BEGIN Exercise inputs

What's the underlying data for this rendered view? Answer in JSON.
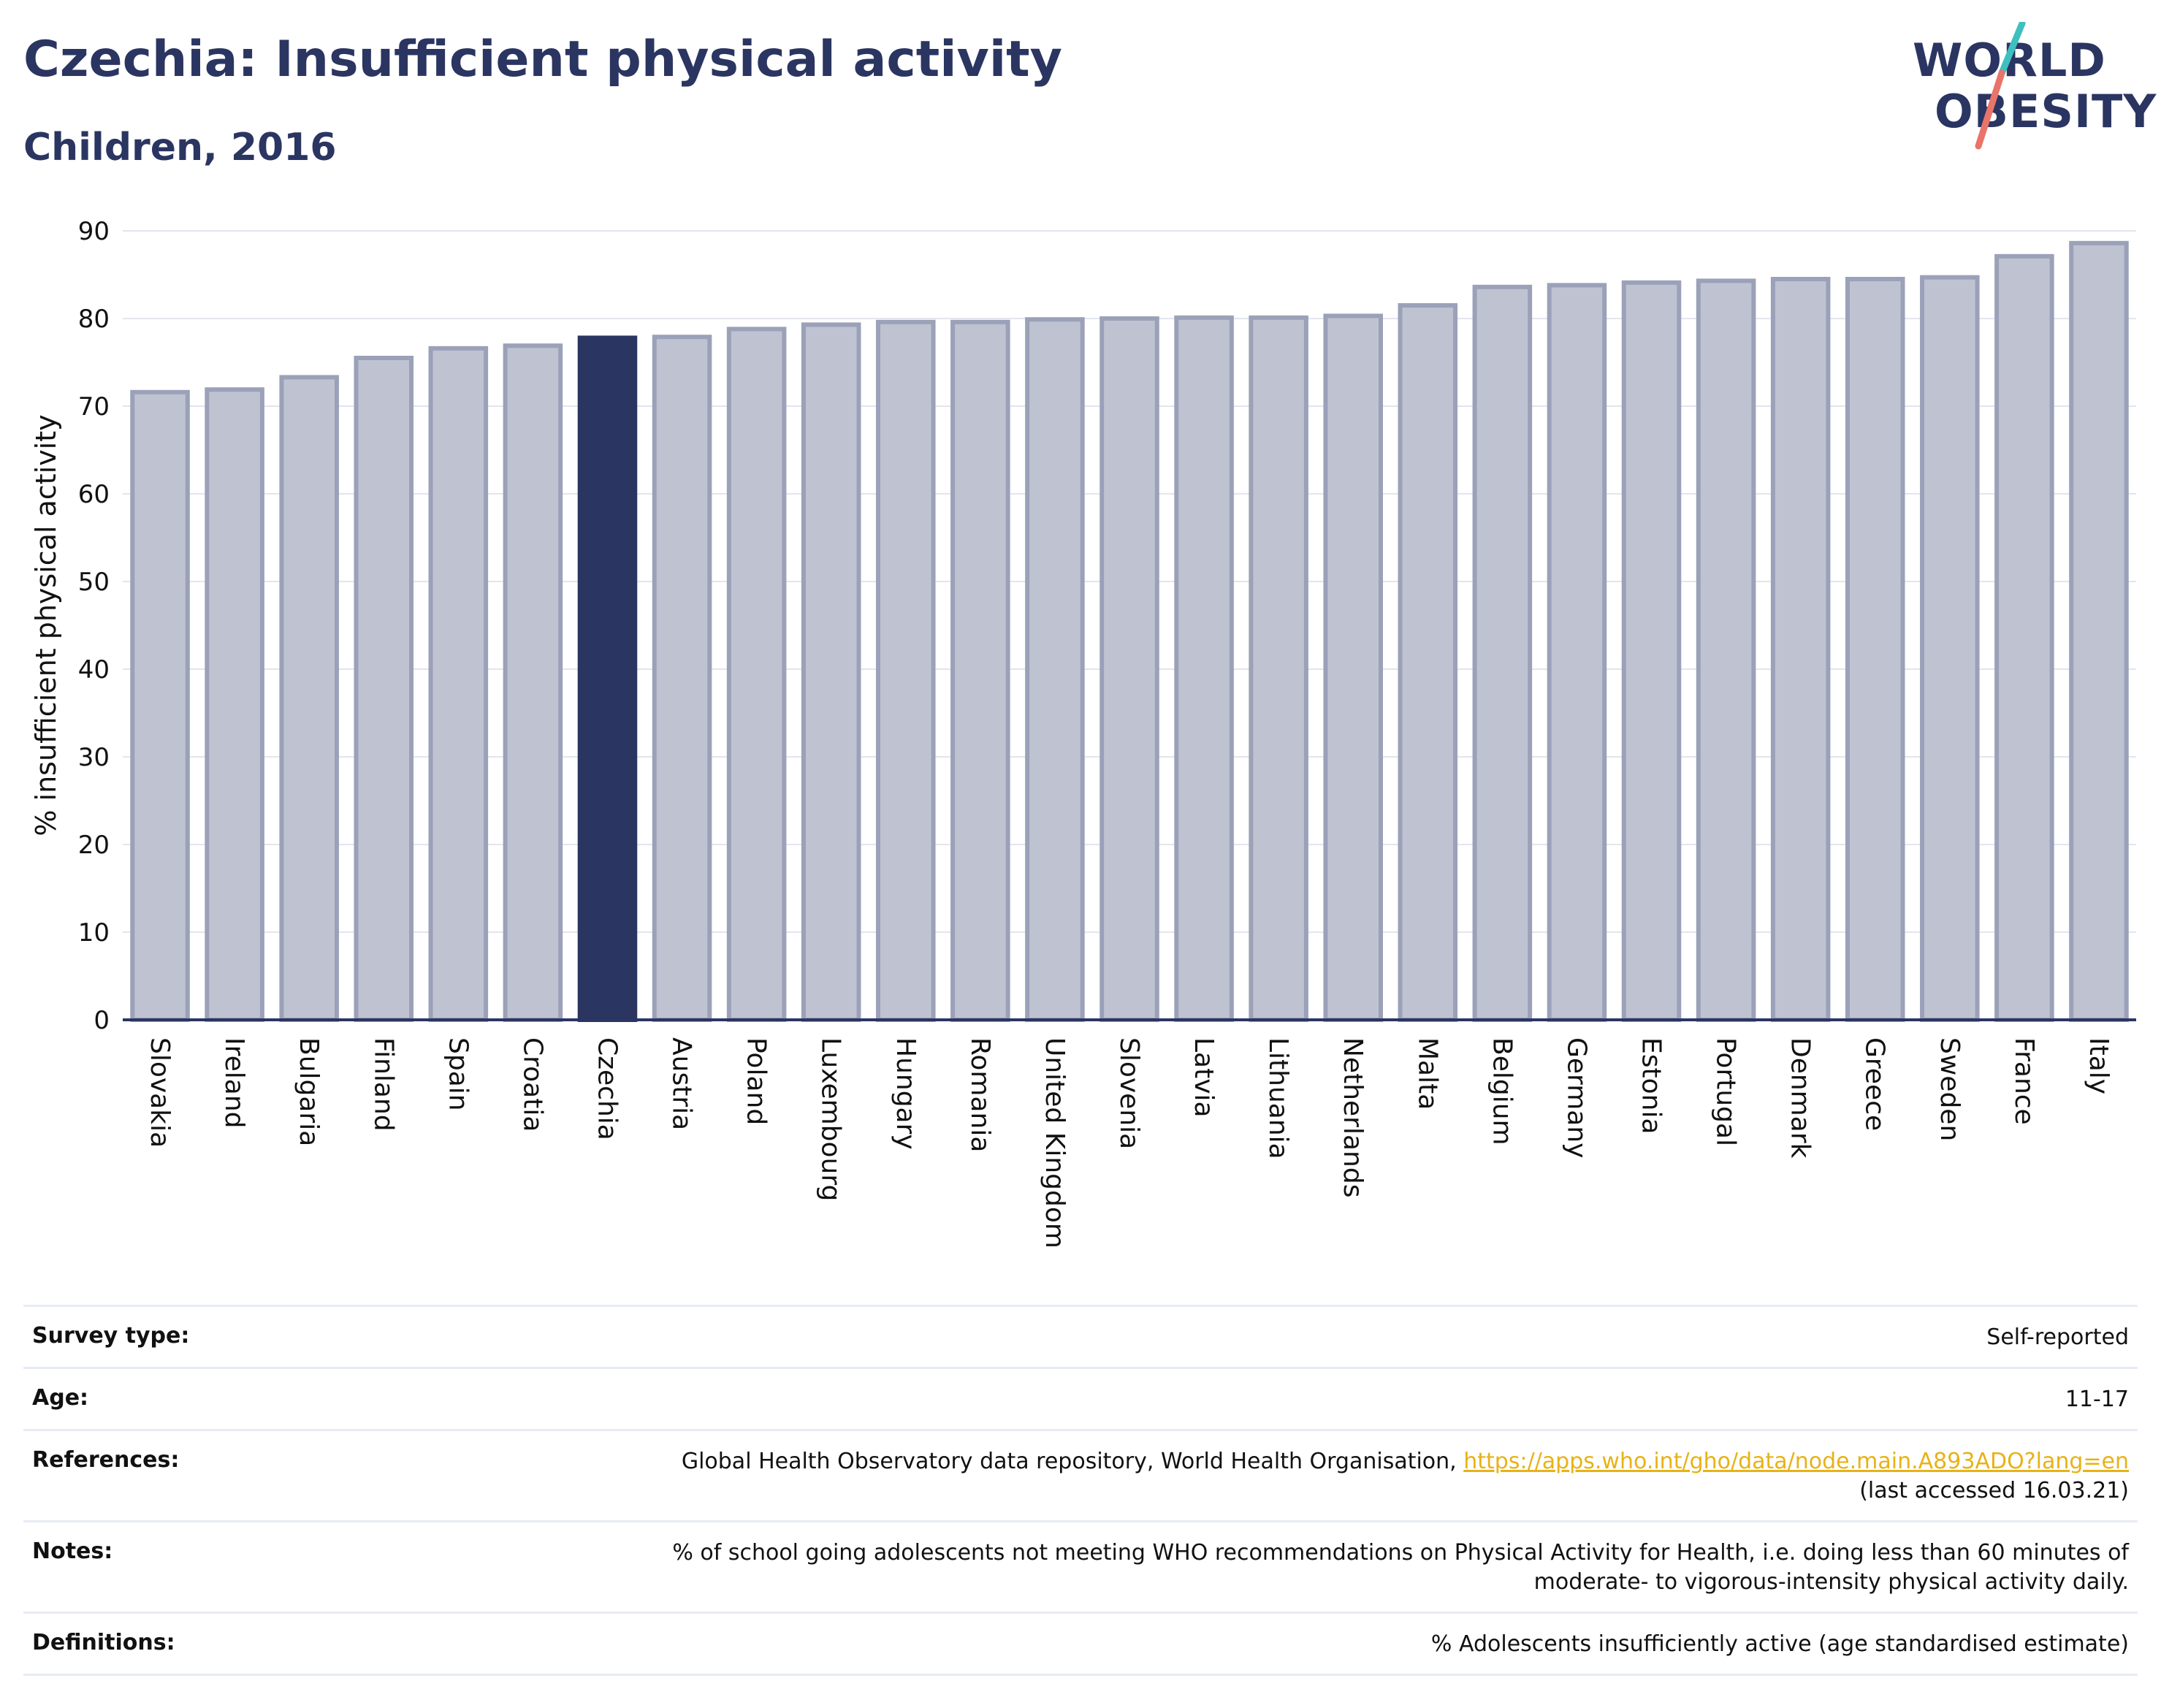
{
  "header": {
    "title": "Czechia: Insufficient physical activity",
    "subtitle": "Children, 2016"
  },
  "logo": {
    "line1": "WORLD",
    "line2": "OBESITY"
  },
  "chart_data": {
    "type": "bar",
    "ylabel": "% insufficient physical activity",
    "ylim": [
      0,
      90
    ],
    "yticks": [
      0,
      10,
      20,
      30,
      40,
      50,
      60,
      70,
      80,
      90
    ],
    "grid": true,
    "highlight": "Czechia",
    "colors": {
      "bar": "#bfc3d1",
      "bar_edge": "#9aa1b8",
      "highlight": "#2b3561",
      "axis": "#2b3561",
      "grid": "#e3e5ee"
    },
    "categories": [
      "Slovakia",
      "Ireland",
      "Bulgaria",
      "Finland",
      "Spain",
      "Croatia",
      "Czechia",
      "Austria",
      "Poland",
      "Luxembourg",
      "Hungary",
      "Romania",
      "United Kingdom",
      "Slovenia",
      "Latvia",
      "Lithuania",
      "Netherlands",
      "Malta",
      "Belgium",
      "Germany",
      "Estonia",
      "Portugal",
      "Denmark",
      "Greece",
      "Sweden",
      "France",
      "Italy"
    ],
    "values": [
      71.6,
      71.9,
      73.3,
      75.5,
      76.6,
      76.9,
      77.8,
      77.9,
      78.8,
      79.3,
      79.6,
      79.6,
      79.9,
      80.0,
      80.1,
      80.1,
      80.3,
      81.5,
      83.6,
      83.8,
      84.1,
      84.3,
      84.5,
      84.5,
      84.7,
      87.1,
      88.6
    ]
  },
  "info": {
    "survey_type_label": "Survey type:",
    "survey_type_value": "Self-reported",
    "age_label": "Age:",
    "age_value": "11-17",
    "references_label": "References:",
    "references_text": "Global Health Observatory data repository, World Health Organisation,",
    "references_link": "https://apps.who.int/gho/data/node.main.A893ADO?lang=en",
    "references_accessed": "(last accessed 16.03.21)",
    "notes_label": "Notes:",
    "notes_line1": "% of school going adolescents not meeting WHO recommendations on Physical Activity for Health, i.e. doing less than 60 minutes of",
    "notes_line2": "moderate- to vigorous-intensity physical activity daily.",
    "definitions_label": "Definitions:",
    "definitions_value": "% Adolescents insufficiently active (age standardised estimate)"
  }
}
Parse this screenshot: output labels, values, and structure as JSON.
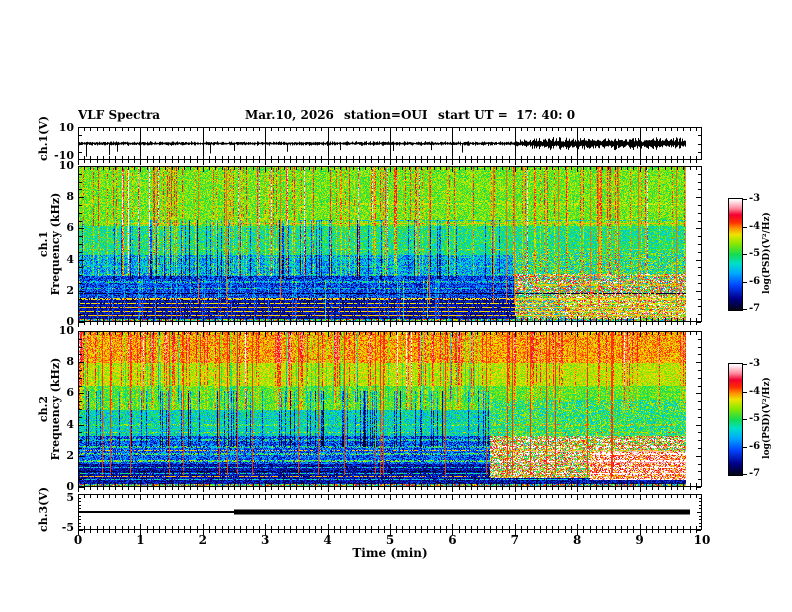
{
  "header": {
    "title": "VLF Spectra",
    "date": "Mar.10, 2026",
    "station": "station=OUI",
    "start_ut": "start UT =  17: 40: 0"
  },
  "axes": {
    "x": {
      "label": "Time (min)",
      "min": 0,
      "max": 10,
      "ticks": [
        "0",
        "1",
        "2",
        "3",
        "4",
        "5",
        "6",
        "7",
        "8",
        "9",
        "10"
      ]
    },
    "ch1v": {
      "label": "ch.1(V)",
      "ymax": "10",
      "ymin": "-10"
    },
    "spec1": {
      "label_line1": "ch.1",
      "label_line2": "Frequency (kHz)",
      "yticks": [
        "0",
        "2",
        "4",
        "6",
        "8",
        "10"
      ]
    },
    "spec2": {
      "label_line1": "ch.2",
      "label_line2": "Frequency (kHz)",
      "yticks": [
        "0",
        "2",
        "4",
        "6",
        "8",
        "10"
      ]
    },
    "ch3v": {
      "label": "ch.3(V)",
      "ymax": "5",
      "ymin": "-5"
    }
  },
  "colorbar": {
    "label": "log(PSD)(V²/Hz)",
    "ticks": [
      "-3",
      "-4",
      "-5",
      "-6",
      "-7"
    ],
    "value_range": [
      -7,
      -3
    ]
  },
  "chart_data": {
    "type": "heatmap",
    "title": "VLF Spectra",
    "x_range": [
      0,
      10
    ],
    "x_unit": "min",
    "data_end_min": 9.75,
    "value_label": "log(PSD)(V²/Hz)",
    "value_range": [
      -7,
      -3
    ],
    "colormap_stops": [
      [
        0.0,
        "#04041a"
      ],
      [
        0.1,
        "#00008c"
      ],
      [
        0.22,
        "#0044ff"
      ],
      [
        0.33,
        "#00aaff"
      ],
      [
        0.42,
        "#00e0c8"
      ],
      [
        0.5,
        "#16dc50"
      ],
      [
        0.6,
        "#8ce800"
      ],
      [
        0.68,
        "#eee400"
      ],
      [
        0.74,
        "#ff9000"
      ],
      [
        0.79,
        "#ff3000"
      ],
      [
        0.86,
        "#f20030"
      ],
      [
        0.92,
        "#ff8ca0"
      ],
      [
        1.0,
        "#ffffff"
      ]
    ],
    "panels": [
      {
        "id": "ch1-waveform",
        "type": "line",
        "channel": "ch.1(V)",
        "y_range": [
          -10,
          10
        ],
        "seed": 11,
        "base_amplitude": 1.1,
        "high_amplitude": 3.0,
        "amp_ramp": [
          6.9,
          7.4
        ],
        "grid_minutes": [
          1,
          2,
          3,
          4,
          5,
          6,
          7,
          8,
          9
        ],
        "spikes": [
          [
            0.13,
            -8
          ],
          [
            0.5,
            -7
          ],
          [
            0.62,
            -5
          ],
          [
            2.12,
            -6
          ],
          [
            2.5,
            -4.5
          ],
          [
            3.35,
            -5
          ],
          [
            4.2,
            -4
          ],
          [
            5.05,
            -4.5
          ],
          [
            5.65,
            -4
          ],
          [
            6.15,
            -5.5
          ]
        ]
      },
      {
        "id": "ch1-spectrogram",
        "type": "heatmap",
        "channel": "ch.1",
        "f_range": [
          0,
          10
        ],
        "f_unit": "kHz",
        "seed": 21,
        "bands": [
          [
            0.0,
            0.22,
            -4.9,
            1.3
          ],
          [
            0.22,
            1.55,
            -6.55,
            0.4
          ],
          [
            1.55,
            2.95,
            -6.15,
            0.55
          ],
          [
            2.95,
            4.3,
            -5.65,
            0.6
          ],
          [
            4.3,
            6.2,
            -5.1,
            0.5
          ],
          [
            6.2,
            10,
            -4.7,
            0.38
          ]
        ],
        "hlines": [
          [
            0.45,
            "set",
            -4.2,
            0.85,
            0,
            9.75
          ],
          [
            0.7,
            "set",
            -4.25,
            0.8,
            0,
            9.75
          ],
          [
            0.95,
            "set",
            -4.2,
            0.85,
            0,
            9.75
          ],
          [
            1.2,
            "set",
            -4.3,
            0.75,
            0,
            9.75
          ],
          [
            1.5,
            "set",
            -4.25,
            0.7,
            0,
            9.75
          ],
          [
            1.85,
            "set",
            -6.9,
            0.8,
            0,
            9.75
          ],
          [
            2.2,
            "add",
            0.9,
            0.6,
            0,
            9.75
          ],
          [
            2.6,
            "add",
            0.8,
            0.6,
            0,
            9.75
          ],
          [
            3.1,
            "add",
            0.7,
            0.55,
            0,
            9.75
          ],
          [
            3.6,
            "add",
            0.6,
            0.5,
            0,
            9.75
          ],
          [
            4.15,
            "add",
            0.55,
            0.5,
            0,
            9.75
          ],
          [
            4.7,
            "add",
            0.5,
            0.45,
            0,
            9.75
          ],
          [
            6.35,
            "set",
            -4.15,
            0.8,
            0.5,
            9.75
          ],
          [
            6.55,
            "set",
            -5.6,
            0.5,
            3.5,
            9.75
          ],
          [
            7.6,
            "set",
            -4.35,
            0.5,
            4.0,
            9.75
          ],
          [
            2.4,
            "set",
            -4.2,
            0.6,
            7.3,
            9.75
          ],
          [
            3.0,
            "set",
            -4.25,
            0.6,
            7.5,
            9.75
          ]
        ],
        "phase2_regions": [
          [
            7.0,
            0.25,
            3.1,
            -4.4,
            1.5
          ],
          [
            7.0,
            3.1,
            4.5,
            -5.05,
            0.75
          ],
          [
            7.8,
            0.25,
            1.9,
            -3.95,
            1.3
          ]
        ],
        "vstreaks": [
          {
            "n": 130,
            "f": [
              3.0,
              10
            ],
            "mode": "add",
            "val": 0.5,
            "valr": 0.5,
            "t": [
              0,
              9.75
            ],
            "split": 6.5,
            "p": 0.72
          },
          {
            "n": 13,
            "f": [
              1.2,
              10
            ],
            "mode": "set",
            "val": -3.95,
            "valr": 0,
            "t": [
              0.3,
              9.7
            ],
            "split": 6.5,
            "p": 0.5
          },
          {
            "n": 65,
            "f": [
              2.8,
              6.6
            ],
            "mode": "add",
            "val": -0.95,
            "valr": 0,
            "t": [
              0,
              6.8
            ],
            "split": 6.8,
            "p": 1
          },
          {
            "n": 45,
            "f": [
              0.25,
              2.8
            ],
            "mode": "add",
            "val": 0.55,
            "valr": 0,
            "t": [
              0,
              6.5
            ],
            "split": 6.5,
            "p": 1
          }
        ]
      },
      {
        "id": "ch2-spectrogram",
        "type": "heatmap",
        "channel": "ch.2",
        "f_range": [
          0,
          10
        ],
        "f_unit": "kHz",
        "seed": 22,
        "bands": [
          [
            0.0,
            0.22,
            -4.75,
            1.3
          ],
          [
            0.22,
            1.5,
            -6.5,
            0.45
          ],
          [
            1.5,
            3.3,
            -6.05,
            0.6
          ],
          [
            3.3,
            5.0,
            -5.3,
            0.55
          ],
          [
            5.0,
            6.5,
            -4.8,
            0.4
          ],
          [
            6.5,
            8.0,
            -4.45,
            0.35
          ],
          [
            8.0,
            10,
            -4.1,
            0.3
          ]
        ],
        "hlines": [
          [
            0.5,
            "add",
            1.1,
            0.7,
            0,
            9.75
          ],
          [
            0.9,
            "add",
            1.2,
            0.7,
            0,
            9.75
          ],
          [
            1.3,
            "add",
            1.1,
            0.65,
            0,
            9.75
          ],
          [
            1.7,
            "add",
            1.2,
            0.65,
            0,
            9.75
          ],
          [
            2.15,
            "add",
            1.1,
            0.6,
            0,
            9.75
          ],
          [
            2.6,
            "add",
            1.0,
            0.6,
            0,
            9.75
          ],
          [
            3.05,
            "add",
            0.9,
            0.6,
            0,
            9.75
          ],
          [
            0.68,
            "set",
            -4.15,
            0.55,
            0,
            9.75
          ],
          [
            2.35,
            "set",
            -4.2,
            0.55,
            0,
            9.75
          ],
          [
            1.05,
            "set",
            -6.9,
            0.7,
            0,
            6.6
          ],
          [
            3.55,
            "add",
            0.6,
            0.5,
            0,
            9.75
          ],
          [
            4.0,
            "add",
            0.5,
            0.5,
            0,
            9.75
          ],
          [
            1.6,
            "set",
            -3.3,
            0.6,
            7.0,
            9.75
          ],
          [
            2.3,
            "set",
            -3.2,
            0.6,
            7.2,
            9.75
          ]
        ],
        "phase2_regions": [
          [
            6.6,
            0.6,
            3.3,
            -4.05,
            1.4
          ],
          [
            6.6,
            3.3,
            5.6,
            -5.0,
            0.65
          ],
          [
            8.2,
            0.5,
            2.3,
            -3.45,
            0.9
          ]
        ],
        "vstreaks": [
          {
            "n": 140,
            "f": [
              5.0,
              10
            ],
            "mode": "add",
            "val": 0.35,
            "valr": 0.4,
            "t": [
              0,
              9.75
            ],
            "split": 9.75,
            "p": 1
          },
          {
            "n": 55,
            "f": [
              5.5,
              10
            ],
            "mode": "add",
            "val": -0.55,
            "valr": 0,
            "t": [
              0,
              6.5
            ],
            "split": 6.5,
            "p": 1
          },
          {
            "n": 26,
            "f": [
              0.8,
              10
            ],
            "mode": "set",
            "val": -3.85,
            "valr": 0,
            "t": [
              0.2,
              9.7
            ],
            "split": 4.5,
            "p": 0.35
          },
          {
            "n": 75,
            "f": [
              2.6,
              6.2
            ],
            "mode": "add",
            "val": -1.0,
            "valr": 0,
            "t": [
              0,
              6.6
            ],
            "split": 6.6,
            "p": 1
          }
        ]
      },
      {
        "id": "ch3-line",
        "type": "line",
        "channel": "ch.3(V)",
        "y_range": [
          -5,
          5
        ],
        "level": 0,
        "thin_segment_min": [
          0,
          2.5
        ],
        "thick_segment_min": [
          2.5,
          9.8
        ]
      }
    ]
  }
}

END Exercise inputs

[Task statement] Go through the lines above. Select every one that has the string "JSON".

[Answer to this task]
What's the underlying data for this rendered view? Answer in JSON.
Parse this screenshot: output labels, values, and structure as JSON.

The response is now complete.